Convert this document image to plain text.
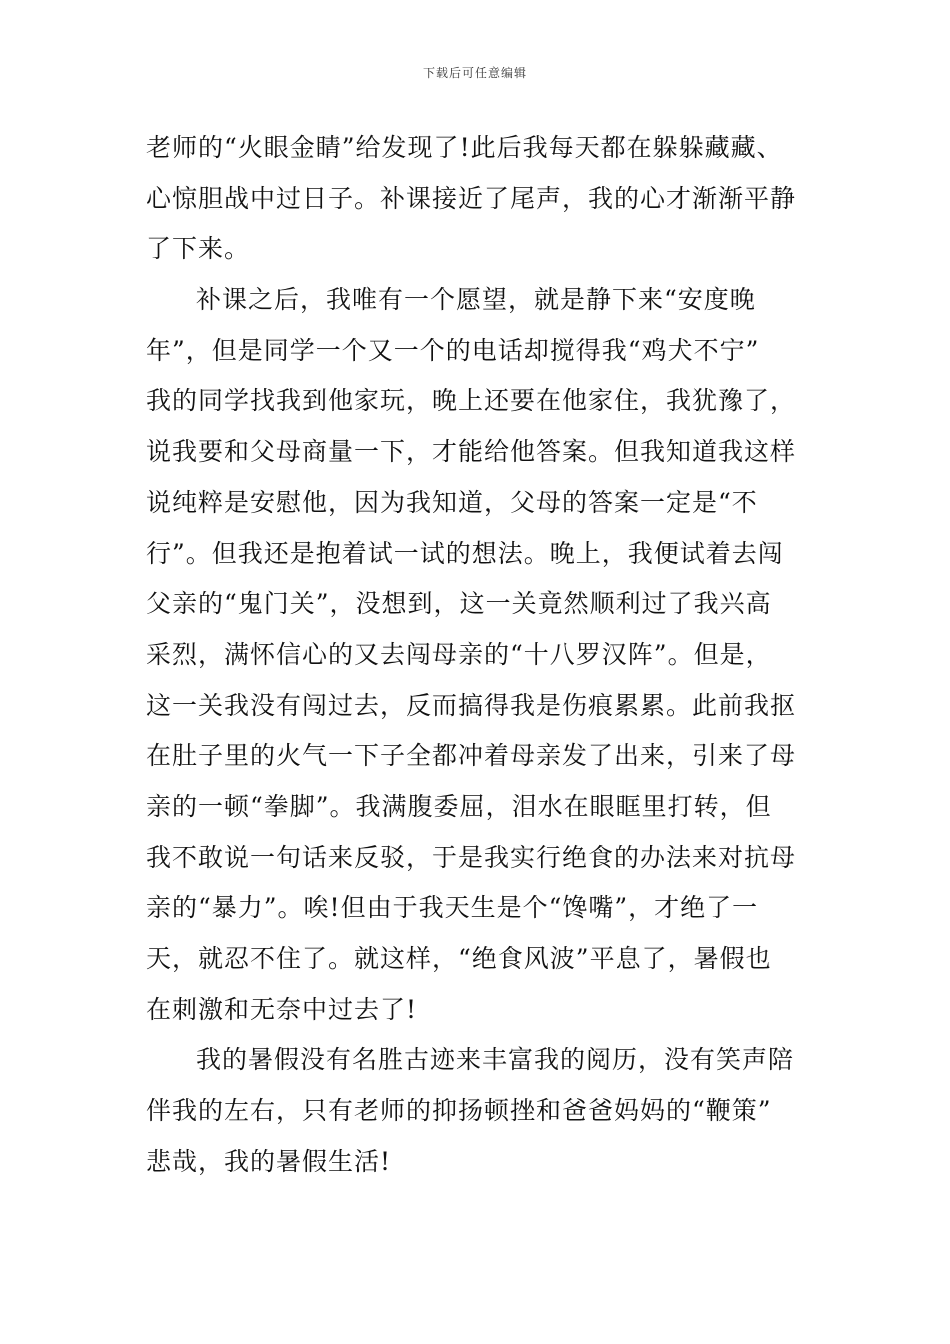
下载后可任意编辑
老师的“火眼金睛”给发现了!此后我每天都在躲躲藏藏、
心惊胆战中过日子。补课接近了尾声，我的心才渐渐平静
了下来。
补课之后，我唯有一个愿望，就是静下来“安度晚
年”，但是同学一个又一个的电话却搅得我“鸡犬不宁”
我的同学找我到他家玩，晚上还要在他家住，我犹豫了，
说我要和父母商量一下，才能给他答案。但我知道我这样
说纯粹是安慰他，因为我知道，父母的答案一定是“不
行”。但我还是抱着试一试的想法。晚上，我便试着去闯
父亲的“鬼门关”，没想到，这一关竟然顺利过了我兴高
采烈，满怀信心的又去闯母亲的“十八罗汉阵”。但是，
这一关我没有闯过去，反而搞得我是伤痕累累。此前我抠
在肚子里的火气一下子全都冲着母亲发了出来，引来了母
亲的一顿“拳脚”。我满腹委屈，泪水在眼眶里打转，但
我不敢说一句话来反驳，于是我实行绝食的办法来对抗母
亲的“暴力”。唉!但由于我天生是个“馋嘴”，才绝了一
天，就忍不住了。就这样，“绝食风波”平息了，暑假也
在刺激和无奈中过去了!
我的暑假没有名胜古迹来丰富我的阅历，没有笑声陪
伴我的左右，只有老师的抑扬顿挫和爸爸妈妈的“鞭策”
悲哉，我的暑假生活!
++++++++
● **Your goal**: Pictures don't belong in the copy. Restate all the entries exactly.

● **Reply**:
Convert this document image to plain text.
下载后可任意编辑
老师的“火眼金睛”给发现了!此后我每天都在躲躲藏藏、
心惊胆战中过日子。补课接近了尾声，我的心才渐渐平静
了下来。
补课之后，我唯有一个愿望，就是静下来“安度晚
年”，但是同学一个又一个的电话却搅得我“鸡犬不宁”
我的同学找我到他家玩，晚上还要在他家住，我犹豫了，
说我要和父母商量一下，才能给他答案。但我知道我这样
说纯粹是安慰他，因为我知道，父母的答案一定是“不
行”。但我还是抱着试一试的想法。晚上，我便试着去闯
父亲的“鬼门关”，没想到，这一关竟然顺利过了我兴高
采烈，满怀信心的又去闯母亲的“十八罗汉阵”。但是，
这一关我没有闯过去，反而搞得我是伤痕累累。此前我抠
在肚子里的火气一下子全都冲着母亲发了出来，引来了母
亲的一顿“拳脚”。我满腹委屈，泪水在眼眶里打转，但
我不敢说一句话来反驳，于是我实行绝食的办法来对抗母
亲的“暴力”。唉!但由于我天生是个“馋嘴”，才绝了一
天，就忍不住了。就这样，“绝食风波”平息了，暑假也
在刺激和无奈中过去了!
我的暑假没有名胜古迹来丰富我的阅历，没有笑声陪
伴我的左右，只有老师的抑扬顿挫和爸爸妈妈的“鞭策”
悲哉，我的暑假生活!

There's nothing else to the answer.